• Stated problem: Please reproduce, character for character, the part of the data below that opens with the line containing "Decompose this screenshot" and closes with the line containing "share-whatsapp-button[interactable] <box>118 324", with both of those lines included. Leave the pictures out of your answer.

• Stored data:
# # # # # # #

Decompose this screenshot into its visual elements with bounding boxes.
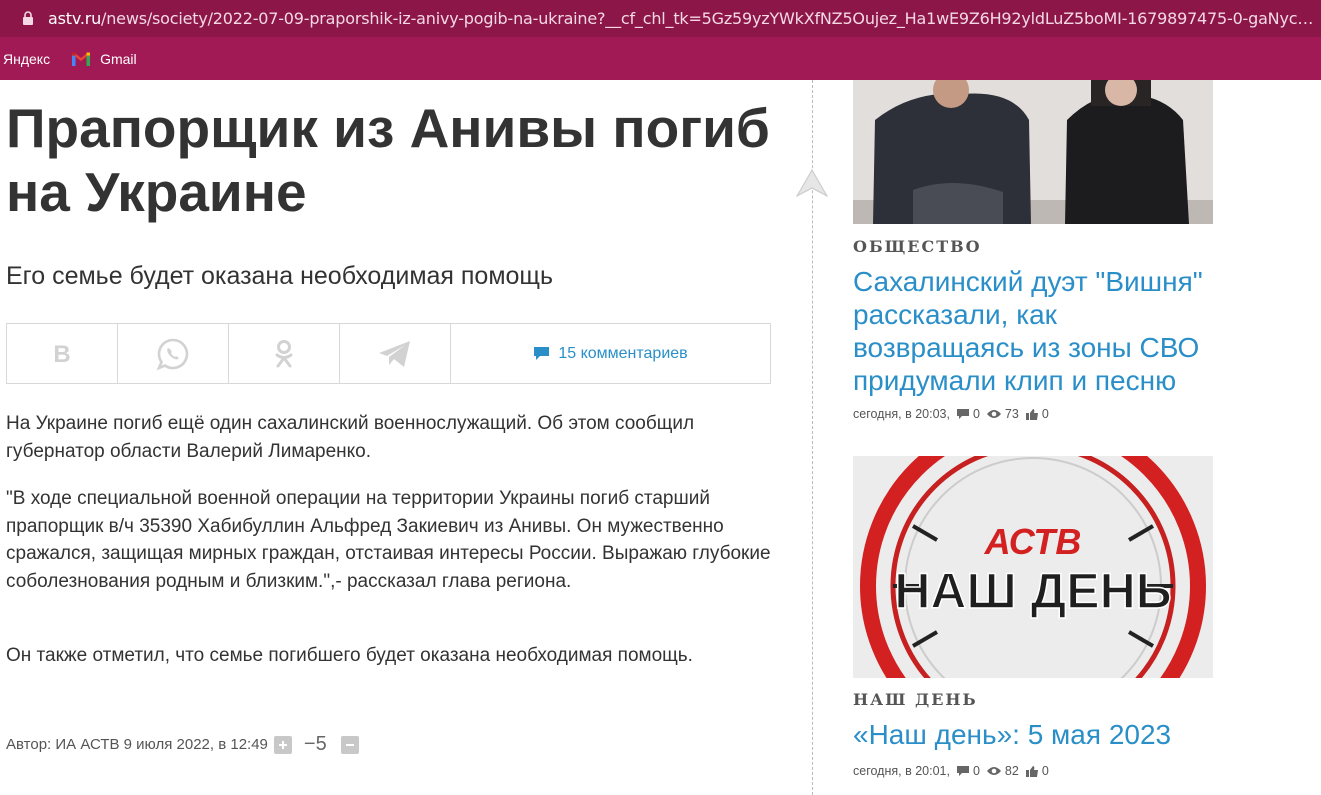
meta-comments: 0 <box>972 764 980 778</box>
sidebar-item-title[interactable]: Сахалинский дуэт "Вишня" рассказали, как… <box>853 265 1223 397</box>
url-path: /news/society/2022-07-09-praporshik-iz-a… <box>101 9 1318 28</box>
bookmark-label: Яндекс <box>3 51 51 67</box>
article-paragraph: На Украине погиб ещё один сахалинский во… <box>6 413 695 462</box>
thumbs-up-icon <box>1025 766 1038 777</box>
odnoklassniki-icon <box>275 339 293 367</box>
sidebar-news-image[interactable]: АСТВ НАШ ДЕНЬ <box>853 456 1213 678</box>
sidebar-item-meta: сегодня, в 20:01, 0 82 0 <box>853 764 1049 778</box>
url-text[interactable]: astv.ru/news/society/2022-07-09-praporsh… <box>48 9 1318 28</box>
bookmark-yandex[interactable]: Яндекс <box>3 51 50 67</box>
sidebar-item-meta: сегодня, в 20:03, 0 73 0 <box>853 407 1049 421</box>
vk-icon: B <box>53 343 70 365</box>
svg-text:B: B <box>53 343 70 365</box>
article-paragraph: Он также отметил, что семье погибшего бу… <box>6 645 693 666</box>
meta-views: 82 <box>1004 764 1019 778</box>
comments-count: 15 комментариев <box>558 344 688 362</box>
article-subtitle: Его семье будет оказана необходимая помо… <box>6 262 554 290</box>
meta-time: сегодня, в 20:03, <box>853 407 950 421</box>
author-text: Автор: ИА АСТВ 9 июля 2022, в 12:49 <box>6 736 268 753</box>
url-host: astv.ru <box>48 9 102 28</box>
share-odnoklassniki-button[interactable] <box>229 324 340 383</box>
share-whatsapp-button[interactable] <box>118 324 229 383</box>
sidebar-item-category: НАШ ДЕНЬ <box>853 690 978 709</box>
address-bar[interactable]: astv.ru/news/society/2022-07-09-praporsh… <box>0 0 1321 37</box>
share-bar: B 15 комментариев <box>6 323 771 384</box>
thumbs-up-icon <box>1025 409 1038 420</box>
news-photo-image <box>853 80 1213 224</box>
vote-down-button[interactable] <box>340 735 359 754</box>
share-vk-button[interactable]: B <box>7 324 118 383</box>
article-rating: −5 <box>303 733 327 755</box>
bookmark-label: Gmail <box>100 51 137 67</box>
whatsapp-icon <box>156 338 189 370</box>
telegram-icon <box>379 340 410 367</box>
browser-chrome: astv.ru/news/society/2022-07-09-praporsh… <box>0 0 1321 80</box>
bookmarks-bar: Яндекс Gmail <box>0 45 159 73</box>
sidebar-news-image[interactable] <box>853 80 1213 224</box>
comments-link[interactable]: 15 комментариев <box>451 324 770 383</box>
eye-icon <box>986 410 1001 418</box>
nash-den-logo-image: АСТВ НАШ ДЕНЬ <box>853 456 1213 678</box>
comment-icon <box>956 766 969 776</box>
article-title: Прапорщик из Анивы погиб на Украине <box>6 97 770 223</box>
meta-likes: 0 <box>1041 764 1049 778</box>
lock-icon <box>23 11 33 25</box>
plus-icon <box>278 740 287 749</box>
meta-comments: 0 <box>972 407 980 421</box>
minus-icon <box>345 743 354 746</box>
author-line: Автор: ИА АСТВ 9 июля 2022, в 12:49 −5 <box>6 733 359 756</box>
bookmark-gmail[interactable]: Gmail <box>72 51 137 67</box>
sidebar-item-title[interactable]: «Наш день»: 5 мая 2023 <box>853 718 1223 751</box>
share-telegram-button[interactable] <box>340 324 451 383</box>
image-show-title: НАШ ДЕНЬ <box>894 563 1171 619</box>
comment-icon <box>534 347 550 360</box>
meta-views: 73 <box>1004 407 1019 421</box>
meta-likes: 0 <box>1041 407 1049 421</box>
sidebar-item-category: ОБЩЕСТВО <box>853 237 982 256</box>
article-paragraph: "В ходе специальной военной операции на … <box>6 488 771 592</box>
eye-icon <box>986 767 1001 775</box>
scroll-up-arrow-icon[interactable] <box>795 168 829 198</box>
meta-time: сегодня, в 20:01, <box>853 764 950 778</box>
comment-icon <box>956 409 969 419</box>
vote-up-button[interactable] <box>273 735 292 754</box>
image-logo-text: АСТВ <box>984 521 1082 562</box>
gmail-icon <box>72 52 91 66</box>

# # # # # # #

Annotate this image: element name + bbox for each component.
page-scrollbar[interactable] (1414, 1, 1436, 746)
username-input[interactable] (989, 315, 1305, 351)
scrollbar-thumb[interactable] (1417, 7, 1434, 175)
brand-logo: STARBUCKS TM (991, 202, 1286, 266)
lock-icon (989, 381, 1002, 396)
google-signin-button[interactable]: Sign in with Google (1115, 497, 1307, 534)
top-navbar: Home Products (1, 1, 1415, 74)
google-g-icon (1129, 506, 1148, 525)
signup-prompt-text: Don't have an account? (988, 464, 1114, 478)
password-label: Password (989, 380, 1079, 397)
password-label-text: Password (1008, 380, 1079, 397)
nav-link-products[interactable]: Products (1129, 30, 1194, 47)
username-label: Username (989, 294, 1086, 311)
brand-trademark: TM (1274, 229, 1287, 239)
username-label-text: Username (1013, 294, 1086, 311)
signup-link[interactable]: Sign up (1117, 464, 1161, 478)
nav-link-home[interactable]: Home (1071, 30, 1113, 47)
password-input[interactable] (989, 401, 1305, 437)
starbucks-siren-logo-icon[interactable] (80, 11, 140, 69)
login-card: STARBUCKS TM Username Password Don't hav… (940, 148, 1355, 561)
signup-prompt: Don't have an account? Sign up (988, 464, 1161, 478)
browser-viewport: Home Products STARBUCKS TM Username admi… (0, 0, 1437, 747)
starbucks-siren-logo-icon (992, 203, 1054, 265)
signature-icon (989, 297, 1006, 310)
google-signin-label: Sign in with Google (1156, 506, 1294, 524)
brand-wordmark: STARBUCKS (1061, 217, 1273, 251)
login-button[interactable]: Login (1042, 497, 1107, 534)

# # # # # # #

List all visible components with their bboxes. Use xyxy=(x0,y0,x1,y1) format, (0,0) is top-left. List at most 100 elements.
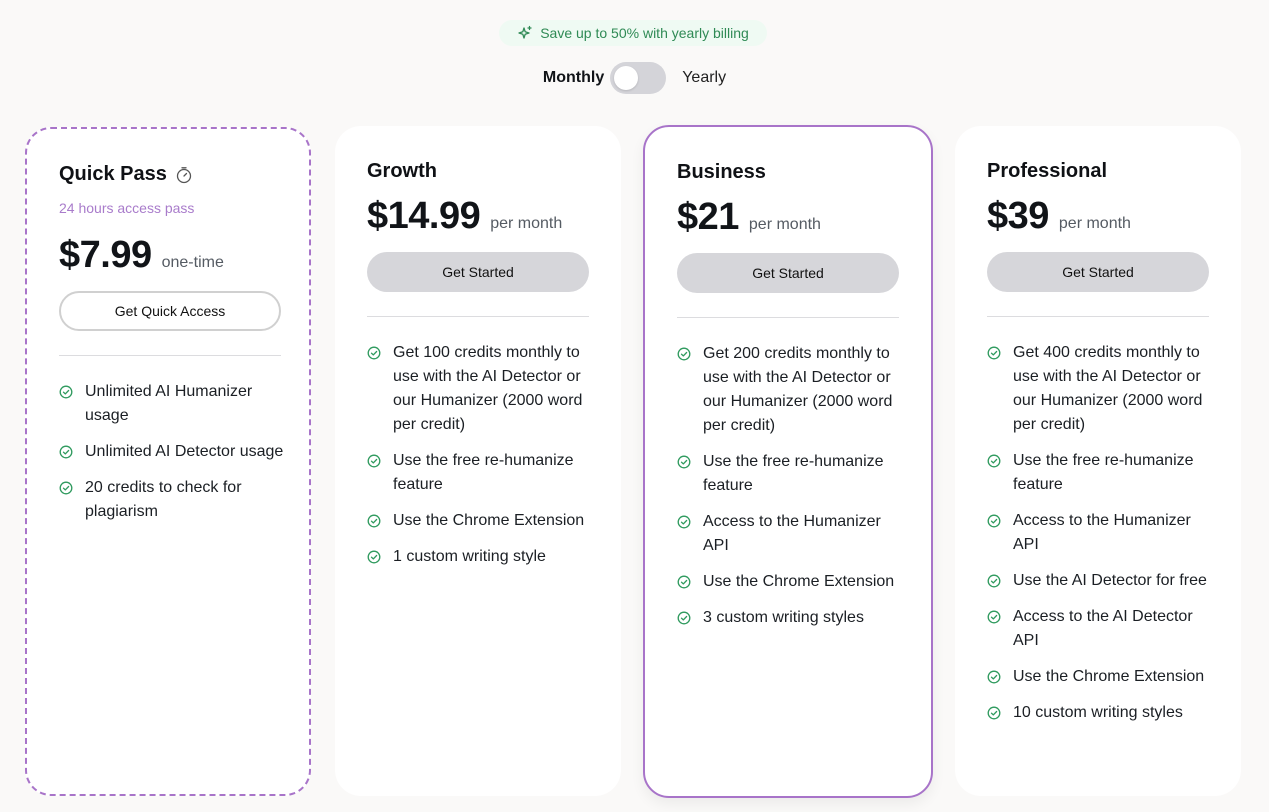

# # # # # # #

• Worked solution:
Decompose this screenshot into its visual elements with bounding boxes.
meta-comments: 0 <box>972 764 980 778</box>
sidebar-item-title[interactable]: Сахалинский дуэт "Вишня" рассказали, как… <box>853 265 1223 397</box>
url-path: /news/society/2022-07-09-praporshik-iz-a… <box>101 9 1318 28</box>
bookmark-label: Яндекс <box>3 51 51 67</box>
article-paragraph: На Украине погиб ещё один сахалинский во… <box>6 413 695 462</box>
thumbs-up-icon <box>1025 766 1038 777</box>
odnoklassniki-icon <box>275 339 293 367</box>
sidebar-news-image[interactable]: АСТВ НАШ ДЕНЬ <box>853 456 1213 678</box>
sidebar-item-meta: сегодня, в 20:01, 0 82 0 <box>853 764 1049 778</box>
url-text[interactable]: astv.ru/news/society/2022-07-09-praporsh… <box>48 9 1318 28</box>
bookmark-yandex[interactable]: Яндекс <box>3 51 50 67</box>
sidebar-item-meta: сегодня, в 20:03, 0 73 0 <box>853 407 1049 421</box>
vk-icon: B <box>53 343 70 365</box>
svg-text:B: B <box>53 343 70 365</box>
article-paragraph: Он также отметил, что семье погибшего бу… <box>6 645 693 666</box>
meta-views: 82 <box>1004 764 1019 778</box>
comments-count: 15 комментариев <box>558 344 688 362</box>
article-subtitle: Его семье будет оказана необходимая помо… <box>6 262 554 290</box>
meta-time: сегодня, в 20:03, <box>853 407 950 421</box>
author-text: Автор: ИА АСТВ 9 июля 2022, в 12:49 <box>6 736 268 753</box>
url-host: astv.ru <box>48 9 102 28</box>
share-odnoklassniki-button[interactable] <box>229 324 340 383</box>
share-whatsapp-button[interactable] <box>118 324 229 383</box>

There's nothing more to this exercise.